> **Given task**:
Transcribe all of the data exactly. Omit the pictures.

Begin Data for the task

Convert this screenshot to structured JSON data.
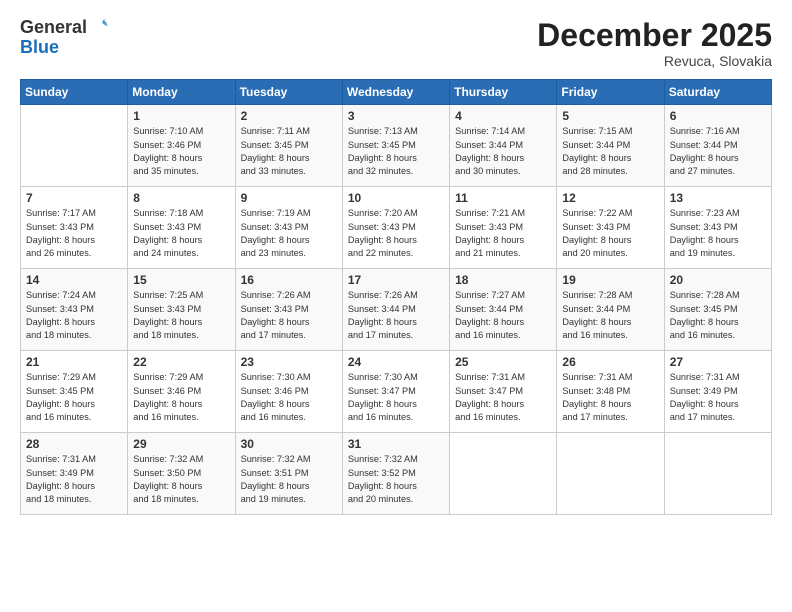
{
  "logo": {
    "general": "General",
    "blue": "Blue"
  },
  "header": {
    "month": "December 2025",
    "location": "Revuca, Slovakia"
  },
  "weekdays": [
    "Sunday",
    "Monday",
    "Tuesday",
    "Wednesday",
    "Thursday",
    "Friday",
    "Saturday"
  ],
  "weeks": [
    [
      {
        "day": "",
        "text": ""
      },
      {
        "day": "1",
        "text": "Sunrise: 7:10 AM\nSunset: 3:46 PM\nDaylight: 8 hours\nand 35 minutes."
      },
      {
        "day": "2",
        "text": "Sunrise: 7:11 AM\nSunset: 3:45 PM\nDaylight: 8 hours\nand 33 minutes."
      },
      {
        "day": "3",
        "text": "Sunrise: 7:13 AM\nSunset: 3:45 PM\nDaylight: 8 hours\nand 32 minutes."
      },
      {
        "day": "4",
        "text": "Sunrise: 7:14 AM\nSunset: 3:44 PM\nDaylight: 8 hours\nand 30 minutes."
      },
      {
        "day": "5",
        "text": "Sunrise: 7:15 AM\nSunset: 3:44 PM\nDaylight: 8 hours\nand 28 minutes."
      },
      {
        "day": "6",
        "text": "Sunrise: 7:16 AM\nSunset: 3:44 PM\nDaylight: 8 hours\nand 27 minutes."
      }
    ],
    [
      {
        "day": "7",
        "text": "Sunrise: 7:17 AM\nSunset: 3:43 PM\nDaylight: 8 hours\nand 26 minutes."
      },
      {
        "day": "8",
        "text": "Sunrise: 7:18 AM\nSunset: 3:43 PM\nDaylight: 8 hours\nand 24 minutes."
      },
      {
        "day": "9",
        "text": "Sunrise: 7:19 AM\nSunset: 3:43 PM\nDaylight: 8 hours\nand 23 minutes."
      },
      {
        "day": "10",
        "text": "Sunrise: 7:20 AM\nSunset: 3:43 PM\nDaylight: 8 hours\nand 22 minutes."
      },
      {
        "day": "11",
        "text": "Sunrise: 7:21 AM\nSunset: 3:43 PM\nDaylight: 8 hours\nand 21 minutes."
      },
      {
        "day": "12",
        "text": "Sunrise: 7:22 AM\nSunset: 3:43 PM\nDaylight: 8 hours\nand 20 minutes."
      },
      {
        "day": "13",
        "text": "Sunrise: 7:23 AM\nSunset: 3:43 PM\nDaylight: 8 hours\nand 19 minutes."
      }
    ],
    [
      {
        "day": "14",
        "text": "Sunrise: 7:24 AM\nSunset: 3:43 PM\nDaylight: 8 hours\nand 18 minutes."
      },
      {
        "day": "15",
        "text": "Sunrise: 7:25 AM\nSunset: 3:43 PM\nDaylight: 8 hours\nand 18 minutes."
      },
      {
        "day": "16",
        "text": "Sunrise: 7:26 AM\nSunset: 3:43 PM\nDaylight: 8 hours\nand 17 minutes."
      },
      {
        "day": "17",
        "text": "Sunrise: 7:26 AM\nSunset: 3:44 PM\nDaylight: 8 hours\nand 17 minutes."
      },
      {
        "day": "18",
        "text": "Sunrise: 7:27 AM\nSunset: 3:44 PM\nDaylight: 8 hours\nand 16 minutes."
      },
      {
        "day": "19",
        "text": "Sunrise: 7:28 AM\nSunset: 3:44 PM\nDaylight: 8 hours\nand 16 minutes."
      },
      {
        "day": "20",
        "text": "Sunrise: 7:28 AM\nSunset: 3:45 PM\nDaylight: 8 hours\nand 16 minutes."
      }
    ],
    [
      {
        "day": "21",
        "text": "Sunrise: 7:29 AM\nSunset: 3:45 PM\nDaylight: 8 hours\nand 16 minutes."
      },
      {
        "day": "22",
        "text": "Sunrise: 7:29 AM\nSunset: 3:46 PM\nDaylight: 8 hours\nand 16 minutes."
      },
      {
        "day": "23",
        "text": "Sunrise: 7:30 AM\nSunset: 3:46 PM\nDaylight: 8 hours\nand 16 minutes."
      },
      {
        "day": "24",
        "text": "Sunrise: 7:30 AM\nSunset: 3:47 PM\nDaylight: 8 hours\nand 16 minutes."
      },
      {
        "day": "25",
        "text": "Sunrise: 7:31 AM\nSunset: 3:47 PM\nDaylight: 8 hours\nand 16 minutes."
      },
      {
        "day": "26",
        "text": "Sunrise: 7:31 AM\nSunset: 3:48 PM\nDaylight: 8 hours\nand 17 minutes."
      },
      {
        "day": "27",
        "text": "Sunrise: 7:31 AM\nSunset: 3:49 PM\nDaylight: 8 hours\nand 17 minutes."
      }
    ],
    [
      {
        "day": "28",
        "text": "Sunrise: 7:31 AM\nSunset: 3:49 PM\nDaylight: 8 hours\nand 18 minutes."
      },
      {
        "day": "29",
        "text": "Sunrise: 7:32 AM\nSunset: 3:50 PM\nDaylight: 8 hours\nand 18 minutes."
      },
      {
        "day": "30",
        "text": "Sunrise: 7:32 AM\nSunset: 3:51 PM\nDaylight: 8 hours\nand 19 minutes."
      },
      {
        "day": "31",
        "text": "Sunrise: 7:32 AM\nSunset: 3:52 PM\nDaylight: 8 hours\nand 20 minutes."
      },
      {
        "day": "",
        "text": ""
      },
      {
        "day": "",
        "text": ""
      },
      {
        "day": "",
        "text": ""
      }
    ]
  ]
}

End Data for the task

> **The completed task**:
Convert this screenshot to structured JSON data.
{
  "logo": {
    "general": "General",
    "blue": "Blue"
  },
  "header": {
    "month": "December 2025",
    "location": "Revuca, Slovakia"
  },
  "weekdays": [
    "Sunday",
    "Monday",
    "Tuesday",
    "Wednesday",
    "Thursday",
    "Friday",
    "Saturday"
  ],
  "weeks": [
    [
      {
        "day": "",
        "text": ""
      },
      {
        "day": "1",
        "text": "Sunrise: 7:10 AM\nSunset: 3:46 PM\nDaylight: 8 hours\nand 35 minutes."
      },
      {
        "day": "2",
        "text": "Sunrise: 7:11 AM\nSunset: 3:45 PM\nDaylight: 8 hours\nand 33 minutes."
      },
      {
        "day": "3",
        "text": "Sunrise: 7:13 AM\nSunset: 3:45 PM\nDaylight: 8 hours\nand 32 minutes."
      },
      {
        "day": "4",
        "text": "Sunrise: 7:14 AM\nSunset: 3:44 PM\nDaylight: 8 hours\nand 30 minutes."
      },
      {
        "day": "5",
        "text": "Sunrise: 7:15 AM\nSunset: 3:44 PM\nDaylight: 8 hours\nand 28 minutes."
      },
      {
        "day": "6",
        "text": "Sunrise: 7:16 AM\nSunset: 3:44 PM\nDaylight: 8 hours\nand 27 minutes."
      }
    ],
    [
      {
        "day": "7",
        "text": "Sunrise: 7:17 AM\nSunset: 3:43 PM\nDaylight: 8 hours\nand 26 minutes."
      },
      {
        "day": "8",
        "text": "Sunrise: 7:18 AM\nSunset: 3:43 PM\nDaylight: 8 hours\nand 24 minutes."
      },
      {
        "day": "9",
        "text": "Sunrise: 7:19 AM\nSunset: 3:43 PM\nDaylight: 8 hours\nand 23 minutes."
      },
      {
        "day": "10",
        "text": "Sunrise: 7:20 AM\nSunset: 3:43 PM\nDaylight: 8 hours\nand 22 minutes."
      },
      {
        "day": "11",
        "text": "Sunrise: 7:21 AM\nSunset: 3:43 PM\nDaylight: 8 hours\nand 21 minutes."
      },
      {
        "day": "12",
        "text": "Sunrise: 7:22 AM\nSunset: 3:43 PM\nDaylight: 8 hours\nand 20 minutes."
      },
      {
        "day": "13",
        "text": "Sunrise: 7:23 AM\nSunset: 3:43 PM\nDaylight: 8 hours\nand 19 minutes."
      }
    ],
    [
      {
        "day": "14",
        "text": "Sunrise: 7:24 AM\nSunset: 3:43 PM\nDaylight: 8 hours\nand 18 minutes."
      },
      {
        "day": "15",
        "text": "Sunrise: 7:25 AM\nSunset: 3:43 PM\nDaylight: 8 hours\nand 18 minutes."
      },
      {
        "day": "16",
        "text": "Sunrise: 7:26 AM\nSunset: 3:43 PM\nDaylight: 8 hours\nand 17 minutes."
      },
      {
        "day": "17",
        "text": "Sunrise: 7:26 AM\nSunset: 3:44 PM\nDaylight: 8 hours\nand 17 minutes."
      },
      {
        "day": "18",
        "text": "Sunrise: 7:27 AM\nSunset: 3:44 PM\nDaylight: 8 hours\nand 16 minutes."
      },
      {
        "day": "19",
        "text": "Sunrise: 7:28 AM\nSunset: 3:44 PM\nDaylight: 8 hours\nand 16 minutes."
      },
      {
        "day": "20",
        "text": "Sunrise: 7:28 AM\nSunset: 3:45 PM\nDaylight: 8 hours\nand 16 minutes."
      }
    ],
    [
      {
        "day": "21",
        "text": "Sunrise: 7:29 AM\nSunset: 3:45 PM\nDaylight: 8 hours\nand 16 minutes."
      },
      {
        "day": "22",
        "text": "Sunrise: 7:29 AM\nSunset: 3:46 PM\nDaylight: 8 hours\nand 16 minutes."
      },
      {
        "day": "23",
        "text": "Sunrise: 7:30 AM\nSunset: 3:46 PM\nDaylight: 8 hours\nand 16 minutes."
      },
      {
        "day": "24",
        "text": "Sunrise: 7:30 AM\nSunset: 3:47 PM\nDaylight: 8 hours\nand 16 minutes."
      },
      {
        "day": "25",
        "text": "Sunrise: 7:31 AM\nSunset: 3:47 PM\nDaylight: 8 hours\nand 16 minutes."
      },
      {
        "day": "26",
        "text": "Sunrise: 7:31 AM\nSunset: 3:48 PM\nDaylight: 8 hours\nand 17 minutes."
      },
      {
        "day": "27",
        "text": "Sunrise: 7:31 AM\nSunset: 3:49 PM\nDaylight: 8 hours\nand 17 minutes."
      }
    ],
    [
      {
        "day": "28",
        "text": "Sunrise: 7:31 AM\nSunset: 3:49 PM\nDaylight: 8 hours\nand 18 minutes."
      },
      {
        "day": "29",
        "text": "Sunrise: 7:32 AM\nSunset: 3:50 PM\nDaylight: 8 hours\nand 18 minutes."
      },
      {
        "day": "30",
        "text": "Sunrise: 7:32 AM\nSunset: 3:51 PM\nDaylight: 8 hours\nand 19 minutes."
      },
      {
        "day": "31",
        "text": "Sunrise: 7:32 AM\nSunset: 3:52 PM\nDaylight: 8 hours\nand 20 minutes."
      },
      {
        "day": "",
        "text": ""
      },
      {
        "day": "",
        "text": ""
      },
      {
        "day": "",
        "text": ""
      }
    ]
  ]
}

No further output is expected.